SET TASK: From the privacy lab text, reproduce the passage between "Privacy is much" and "access to information.", inclusive, swapping "government surveillance" for "corporate data mining".

EXCERPT PROVIDED:

Due midnight Sunday November 21
This is the last lab. Have fun.
Privacy is much in the news of late, with concerns ranging from identity theft through government surveillance to commercial exploitation of information about our purchases, our interests, our activities, our friends, and everything else. This lab will explore some issues of privacy and access to information.
This is a comparatively open-ended lab, so you may well find ambiguities and fuzzy bits. Don't worry about them, since this is meant to be for exploration rather than precise answers. But please make suggestions to help us improve the lab for next time.
This lab is intended to be more than a Google and Wikipedia exercise; you must cast your net more widely, by using other search engines and other information sources. You will be graded partly on how well you do this, so tell us for each thing what tools you used and how well they worked. Among the alternative search engines you might try are (in alphabetical order): Bing, Dogpile, DuckDuckGo, Yahoo, and Yandex. You can also try Baidu; it's in Chinese but there are sites that let you use it in in English. Anything else is fine too.
Which of these appear to be merely clones of each other, rather than being independent?

STORED RECORDS:
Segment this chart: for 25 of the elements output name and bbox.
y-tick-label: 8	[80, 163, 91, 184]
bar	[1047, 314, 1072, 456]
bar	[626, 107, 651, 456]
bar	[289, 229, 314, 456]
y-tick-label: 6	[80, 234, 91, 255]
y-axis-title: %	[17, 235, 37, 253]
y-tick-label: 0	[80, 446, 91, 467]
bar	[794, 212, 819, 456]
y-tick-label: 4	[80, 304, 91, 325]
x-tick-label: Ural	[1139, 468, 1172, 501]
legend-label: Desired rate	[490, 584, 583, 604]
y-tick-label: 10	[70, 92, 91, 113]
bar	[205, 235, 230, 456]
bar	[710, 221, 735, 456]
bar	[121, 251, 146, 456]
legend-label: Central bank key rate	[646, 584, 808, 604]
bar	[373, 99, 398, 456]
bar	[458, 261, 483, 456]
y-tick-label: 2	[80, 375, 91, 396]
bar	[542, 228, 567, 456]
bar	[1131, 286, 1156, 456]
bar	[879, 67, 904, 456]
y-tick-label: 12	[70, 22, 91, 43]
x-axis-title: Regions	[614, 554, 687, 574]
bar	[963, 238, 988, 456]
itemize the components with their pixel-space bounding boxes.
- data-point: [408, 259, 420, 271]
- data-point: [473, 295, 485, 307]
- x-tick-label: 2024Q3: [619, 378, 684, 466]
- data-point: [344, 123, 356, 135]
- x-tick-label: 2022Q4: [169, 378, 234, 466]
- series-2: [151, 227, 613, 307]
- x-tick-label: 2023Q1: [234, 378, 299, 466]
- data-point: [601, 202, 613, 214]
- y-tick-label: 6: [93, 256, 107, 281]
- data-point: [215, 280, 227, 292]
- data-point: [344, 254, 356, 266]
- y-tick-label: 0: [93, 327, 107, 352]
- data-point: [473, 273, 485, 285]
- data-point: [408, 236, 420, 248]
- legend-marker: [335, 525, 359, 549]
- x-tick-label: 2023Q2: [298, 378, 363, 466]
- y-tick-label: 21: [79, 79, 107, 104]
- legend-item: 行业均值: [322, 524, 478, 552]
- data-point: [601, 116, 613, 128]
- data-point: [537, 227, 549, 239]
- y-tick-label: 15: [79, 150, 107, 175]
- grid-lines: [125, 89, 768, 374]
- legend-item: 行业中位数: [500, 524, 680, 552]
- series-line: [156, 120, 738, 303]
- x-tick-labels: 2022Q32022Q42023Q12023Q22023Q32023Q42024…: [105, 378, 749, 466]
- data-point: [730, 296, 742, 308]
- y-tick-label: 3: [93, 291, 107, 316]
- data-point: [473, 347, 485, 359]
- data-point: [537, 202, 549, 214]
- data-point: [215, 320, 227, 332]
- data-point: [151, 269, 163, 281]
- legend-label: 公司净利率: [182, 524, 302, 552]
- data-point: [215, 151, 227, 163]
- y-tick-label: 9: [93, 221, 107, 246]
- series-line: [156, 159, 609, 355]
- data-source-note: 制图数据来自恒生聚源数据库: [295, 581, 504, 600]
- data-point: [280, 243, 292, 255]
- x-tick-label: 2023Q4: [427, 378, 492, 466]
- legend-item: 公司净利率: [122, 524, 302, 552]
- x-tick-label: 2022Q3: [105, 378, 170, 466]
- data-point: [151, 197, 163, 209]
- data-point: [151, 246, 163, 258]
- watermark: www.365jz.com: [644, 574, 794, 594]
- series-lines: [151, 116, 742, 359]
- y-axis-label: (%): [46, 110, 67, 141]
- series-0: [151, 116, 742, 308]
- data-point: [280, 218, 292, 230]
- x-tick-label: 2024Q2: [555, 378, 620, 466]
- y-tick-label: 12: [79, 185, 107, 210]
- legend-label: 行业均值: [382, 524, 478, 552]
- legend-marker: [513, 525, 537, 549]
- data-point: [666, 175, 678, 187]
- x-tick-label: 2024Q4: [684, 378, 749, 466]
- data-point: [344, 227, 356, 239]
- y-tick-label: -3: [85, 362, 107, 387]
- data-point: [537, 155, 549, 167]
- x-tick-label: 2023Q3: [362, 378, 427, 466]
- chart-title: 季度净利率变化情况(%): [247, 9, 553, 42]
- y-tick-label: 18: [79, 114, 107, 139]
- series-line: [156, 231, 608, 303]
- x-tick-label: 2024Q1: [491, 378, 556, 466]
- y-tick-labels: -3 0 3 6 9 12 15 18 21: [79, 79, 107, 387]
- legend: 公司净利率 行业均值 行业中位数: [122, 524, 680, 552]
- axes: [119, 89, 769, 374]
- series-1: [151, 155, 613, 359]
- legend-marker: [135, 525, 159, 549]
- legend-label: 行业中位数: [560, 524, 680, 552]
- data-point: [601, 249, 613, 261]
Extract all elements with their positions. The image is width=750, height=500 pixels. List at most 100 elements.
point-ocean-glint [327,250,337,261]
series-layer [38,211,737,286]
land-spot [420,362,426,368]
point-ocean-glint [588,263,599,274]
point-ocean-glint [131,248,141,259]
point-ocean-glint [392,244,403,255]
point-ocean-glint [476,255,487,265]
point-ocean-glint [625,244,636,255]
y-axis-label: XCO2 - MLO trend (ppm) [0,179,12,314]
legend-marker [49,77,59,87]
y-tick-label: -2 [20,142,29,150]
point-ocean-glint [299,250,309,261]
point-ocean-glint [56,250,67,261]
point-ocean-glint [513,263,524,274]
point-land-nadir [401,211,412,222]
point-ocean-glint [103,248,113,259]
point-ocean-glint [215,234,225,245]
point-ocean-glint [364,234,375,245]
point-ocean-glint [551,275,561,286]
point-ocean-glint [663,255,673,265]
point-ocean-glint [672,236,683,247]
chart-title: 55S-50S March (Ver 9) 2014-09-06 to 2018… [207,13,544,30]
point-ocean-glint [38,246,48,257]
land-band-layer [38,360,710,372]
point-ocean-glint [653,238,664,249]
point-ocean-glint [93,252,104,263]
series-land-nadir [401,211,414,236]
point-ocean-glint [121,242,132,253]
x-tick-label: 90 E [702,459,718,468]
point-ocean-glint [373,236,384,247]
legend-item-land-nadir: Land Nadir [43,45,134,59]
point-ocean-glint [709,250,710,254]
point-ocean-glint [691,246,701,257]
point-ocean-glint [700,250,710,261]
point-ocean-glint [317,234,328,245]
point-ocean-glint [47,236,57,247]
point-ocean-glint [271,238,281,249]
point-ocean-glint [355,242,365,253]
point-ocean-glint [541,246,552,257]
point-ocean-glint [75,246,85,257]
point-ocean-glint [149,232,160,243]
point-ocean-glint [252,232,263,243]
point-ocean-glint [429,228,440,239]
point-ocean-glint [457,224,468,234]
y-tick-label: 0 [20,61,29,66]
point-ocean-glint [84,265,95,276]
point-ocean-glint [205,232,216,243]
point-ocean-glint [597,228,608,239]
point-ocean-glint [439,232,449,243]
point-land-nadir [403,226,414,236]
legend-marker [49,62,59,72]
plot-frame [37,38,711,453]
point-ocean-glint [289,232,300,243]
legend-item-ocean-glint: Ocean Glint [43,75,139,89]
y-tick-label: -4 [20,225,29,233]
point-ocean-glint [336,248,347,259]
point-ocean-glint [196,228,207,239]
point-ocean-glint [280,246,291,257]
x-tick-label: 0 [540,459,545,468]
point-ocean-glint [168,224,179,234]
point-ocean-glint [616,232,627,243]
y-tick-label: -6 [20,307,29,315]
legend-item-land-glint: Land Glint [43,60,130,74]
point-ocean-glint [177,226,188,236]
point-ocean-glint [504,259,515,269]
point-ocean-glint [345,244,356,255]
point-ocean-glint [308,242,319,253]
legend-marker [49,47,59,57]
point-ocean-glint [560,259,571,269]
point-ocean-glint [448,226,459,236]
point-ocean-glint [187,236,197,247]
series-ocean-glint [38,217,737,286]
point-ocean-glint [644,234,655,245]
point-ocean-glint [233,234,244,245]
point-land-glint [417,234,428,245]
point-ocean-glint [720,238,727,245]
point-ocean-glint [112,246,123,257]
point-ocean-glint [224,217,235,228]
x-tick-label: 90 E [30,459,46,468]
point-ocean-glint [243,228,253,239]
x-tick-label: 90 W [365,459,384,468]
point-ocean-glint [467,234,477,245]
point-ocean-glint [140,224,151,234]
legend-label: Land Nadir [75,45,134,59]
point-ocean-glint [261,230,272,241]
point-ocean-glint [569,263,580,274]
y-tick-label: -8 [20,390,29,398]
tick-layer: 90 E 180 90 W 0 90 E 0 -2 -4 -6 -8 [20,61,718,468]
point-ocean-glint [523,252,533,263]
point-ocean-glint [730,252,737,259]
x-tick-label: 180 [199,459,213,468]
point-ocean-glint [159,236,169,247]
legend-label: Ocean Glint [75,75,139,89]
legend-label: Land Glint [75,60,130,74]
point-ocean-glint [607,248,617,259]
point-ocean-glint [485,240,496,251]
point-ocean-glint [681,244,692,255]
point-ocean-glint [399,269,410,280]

ANSWER TO THE EXERCISE:
Privacy is much in the news of late, with concerns ranging from identity theft through corporate data mining to commercial exploitation of information about our purchases, our interests, our activities, our friends, and everything else. This lab will explore some issues of privacy and access to information.